[Excerpts from a figure dataset]

* * *

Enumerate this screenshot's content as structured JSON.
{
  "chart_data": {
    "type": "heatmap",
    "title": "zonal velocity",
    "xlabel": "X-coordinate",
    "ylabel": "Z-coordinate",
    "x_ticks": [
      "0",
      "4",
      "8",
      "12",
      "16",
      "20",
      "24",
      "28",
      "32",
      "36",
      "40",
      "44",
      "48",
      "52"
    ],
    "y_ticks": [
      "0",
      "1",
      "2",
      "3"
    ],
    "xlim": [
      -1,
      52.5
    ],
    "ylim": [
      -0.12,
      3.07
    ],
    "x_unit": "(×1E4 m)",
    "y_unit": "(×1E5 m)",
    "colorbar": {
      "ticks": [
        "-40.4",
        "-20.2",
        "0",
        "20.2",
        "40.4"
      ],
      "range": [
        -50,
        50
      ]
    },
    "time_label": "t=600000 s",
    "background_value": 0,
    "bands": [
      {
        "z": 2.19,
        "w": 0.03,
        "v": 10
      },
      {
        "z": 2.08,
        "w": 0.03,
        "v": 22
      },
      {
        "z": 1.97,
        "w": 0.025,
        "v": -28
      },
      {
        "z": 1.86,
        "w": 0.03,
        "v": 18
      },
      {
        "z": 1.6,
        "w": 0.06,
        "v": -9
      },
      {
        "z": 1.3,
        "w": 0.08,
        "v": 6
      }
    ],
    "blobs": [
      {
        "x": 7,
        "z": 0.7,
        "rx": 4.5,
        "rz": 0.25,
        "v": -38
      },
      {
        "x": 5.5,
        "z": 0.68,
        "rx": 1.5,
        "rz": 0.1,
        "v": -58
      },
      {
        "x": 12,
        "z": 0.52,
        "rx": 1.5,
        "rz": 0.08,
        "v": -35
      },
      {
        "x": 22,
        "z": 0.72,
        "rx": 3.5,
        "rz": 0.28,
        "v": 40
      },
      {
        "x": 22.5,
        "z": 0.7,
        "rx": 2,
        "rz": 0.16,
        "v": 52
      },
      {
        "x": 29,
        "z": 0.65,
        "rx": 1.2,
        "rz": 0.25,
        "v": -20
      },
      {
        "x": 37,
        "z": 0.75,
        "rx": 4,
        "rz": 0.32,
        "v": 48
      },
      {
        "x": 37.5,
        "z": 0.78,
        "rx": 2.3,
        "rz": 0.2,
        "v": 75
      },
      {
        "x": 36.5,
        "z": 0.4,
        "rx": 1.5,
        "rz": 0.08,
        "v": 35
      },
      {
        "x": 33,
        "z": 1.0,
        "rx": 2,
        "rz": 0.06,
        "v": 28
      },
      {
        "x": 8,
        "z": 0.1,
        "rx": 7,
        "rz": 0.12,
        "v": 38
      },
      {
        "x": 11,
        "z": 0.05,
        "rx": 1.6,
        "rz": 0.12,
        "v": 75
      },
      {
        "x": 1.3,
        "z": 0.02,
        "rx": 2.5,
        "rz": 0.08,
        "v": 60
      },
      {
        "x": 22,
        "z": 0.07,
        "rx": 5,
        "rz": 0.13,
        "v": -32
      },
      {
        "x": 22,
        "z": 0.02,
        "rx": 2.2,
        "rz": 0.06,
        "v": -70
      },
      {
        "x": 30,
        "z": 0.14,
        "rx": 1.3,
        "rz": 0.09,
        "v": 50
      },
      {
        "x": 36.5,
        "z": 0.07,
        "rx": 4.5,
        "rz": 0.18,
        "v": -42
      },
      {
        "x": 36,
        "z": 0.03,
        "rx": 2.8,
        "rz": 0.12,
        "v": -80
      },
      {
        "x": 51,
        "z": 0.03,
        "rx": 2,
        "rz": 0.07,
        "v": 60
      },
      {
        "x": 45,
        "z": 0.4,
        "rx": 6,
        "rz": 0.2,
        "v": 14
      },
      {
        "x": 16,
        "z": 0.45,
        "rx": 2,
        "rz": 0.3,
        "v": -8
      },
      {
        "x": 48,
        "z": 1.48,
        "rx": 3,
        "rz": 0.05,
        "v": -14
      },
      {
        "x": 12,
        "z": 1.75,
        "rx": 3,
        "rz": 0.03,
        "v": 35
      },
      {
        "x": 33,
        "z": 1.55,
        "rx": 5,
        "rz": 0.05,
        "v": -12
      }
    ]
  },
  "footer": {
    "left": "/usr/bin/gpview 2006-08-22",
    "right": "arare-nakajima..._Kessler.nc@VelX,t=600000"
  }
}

* * *

REQUEST >> Go through the listing and copy all of it exactly.

SOLUTION TO THE EXERCISE >>
Enumerate this screenshot's content as structured JSON.
{
  "chart_data": {
    "type": "heatmap",
    "title": "zonal velocity",
    "xlabel": "X-coordinate",
    "ylabel": "Z-coordinate",
    "x_ticks": [
      "0",
      "4",
      "8",
      "12",
      "16",
      "20",
      "24",
      "28",
      "32",
      "36",
      "40",
      "44",
      "48",
      "52"
    ],
    "y_ticks": [
      "0",
      "1",
      "2",
      "3"
    ],
    "xlim": [
      -1,
      52.5
    ],
    "ylim": [
      -0.12,
      3.07
    ],
    "x_unit": "(×1E4 m)",
    "y_unit": "(×1E5 m)",
    "colorbar": {
      "ticks": [
        "-40.4",
        "-20.2",
        "0",
        "20.2",
        "40.4"
      ],
      "range": [
        -50,
        50
      ]
    },
    "time_label": "t=600000 s",
    "background_value": 0,
    "bands": [
      {
        "z": 2.19,
        "w": 0.03,
        "v": 10
      },
      {
        "z": 2.08,
        "w": 0.03,
        "v": 22
      },
      {
        "z": 1.97,
        "w": 0.025,
        "v": -28
      },
      {
        "z": 1.86,
        "w": 0.03,
        "v": 18
      },
      {
        "z": 1.6,
        "w": 0.06,
        "v": -9
      },
      {
        "z": 1.3,
        "w": 0.08,
        "v": 6
      }
    ],
    "blobs": [
      {
        "x": 7,
        "z": 0.7,
        "rx": 4.5,
        "rz": 0.25,
        "v": -38
      },
      {
        "x": 5.5,
        "z": 0.68,
        "rx": 1.5,
        "rz": 0.1,
        "v": -58
      },
      {
        "x": 12,
        "z": 0.52,
        "rx": 1.5,
        "rz": 0.08,
        "v": -35
      },
      {
        "x": 22,
        "z": 0.72,
        "rx": 3.5,
        "rz": 0.28,
        "v": 40
      },
      {
        "x": 22.5,
        "z": 0.7,
        "rx": 2,
        "rz": 0.16,
        "v": 52
      },
      {
        "x": 29,
        "z": 0.65,
        "rx": 1.2,
        "rz": 0.25,
        "v": -20
      },
      {
        "x": 37,
        "z": 0.75,
        "rx": 4,
        "rz": 0.32,
        "v": 48
      },
      {
        "x": 37.5,
        "z": 0.78,
        "rx": 2.3,
        "rz": 0.2,
        "v": 75
      },
      {
        "x": 36.5,
        "z": 0.4,
        "rx": 1.5,
        "rz": 0.08,
        "v": 35
      },
      {
        "x": 33,
        "z": 1.0,
        "rx": 2,
        "rz": 0.06,
        "v": 28
      },
      {
        "x": 8,
        "z": 0.1,
        "rx": 7,
        "rz": 0.12,
        "v": 38
      },
      {
        "x": 11,
        "z": 0.05,
        "rx": 1.6,
        "rz": 0.12,
        "v": 75
      },
      {
        "x": 1.3,
        "z": 0.02,
        "rx": 2.5,
        "rz": 0.08,
        "v": 60
      },
      {
        "x": 22,
        "z": 0.07,
        "rx": 5,
        "rz": 0.13,
        "v": -32
      },
      {
        "x": 22,
        "z": 0.02,
        "rx": 2.2,
        "rz": 0.06,
        "v": -70
      },
      {
        "x": 30,
        "z": 0.14,
        "rx": 1.3,
        "rz": 0.09,
        "v": 50
      },
      {
        "x": 36.5,
        "z": 0.07,
        "rx": 4.5,
        "rz": 0.18,
        "v": -42
      },
      {
        "x": 36,
        "z": 0.03,
        "rx": 2.8,
        "rz": 0.12,
        "v": -80
      },
      {
        "x": 51,
        "z": 0.03,
        "rx": 2,
        "rz": 0.07,
        "v": 60
      },
      {
        "x": 45,
        "z": 0.4,
        "rx": 6,
        "rz": 0.2,
        "v": 14
      },
      {
        "x": 16,
        "z": 0.45,
        "rx": 2,
        "rz": 0.3,
        "v": -8
      },
      {
        "x": 48,
        "z": 1.48,
        "rx": 3,
        "rz": 0.05,
        "v": -14
      },
      {
        "x": 12,
        "z": 1.75,
        "rx": 3,
        "rz": 0.03,
        "v": 35
      },
      {
        "x": 33,
        "z": 1.55,
        "rx": 5,
        "rz": 0.05,
        "v": -12
      }
    ]
  },
  "footer": {
    "left": "/usr/bin/gpview 2006-08-22",
    "right": "arare-nakajima..._Kessler.nc@VelX,t=600000"
  }
}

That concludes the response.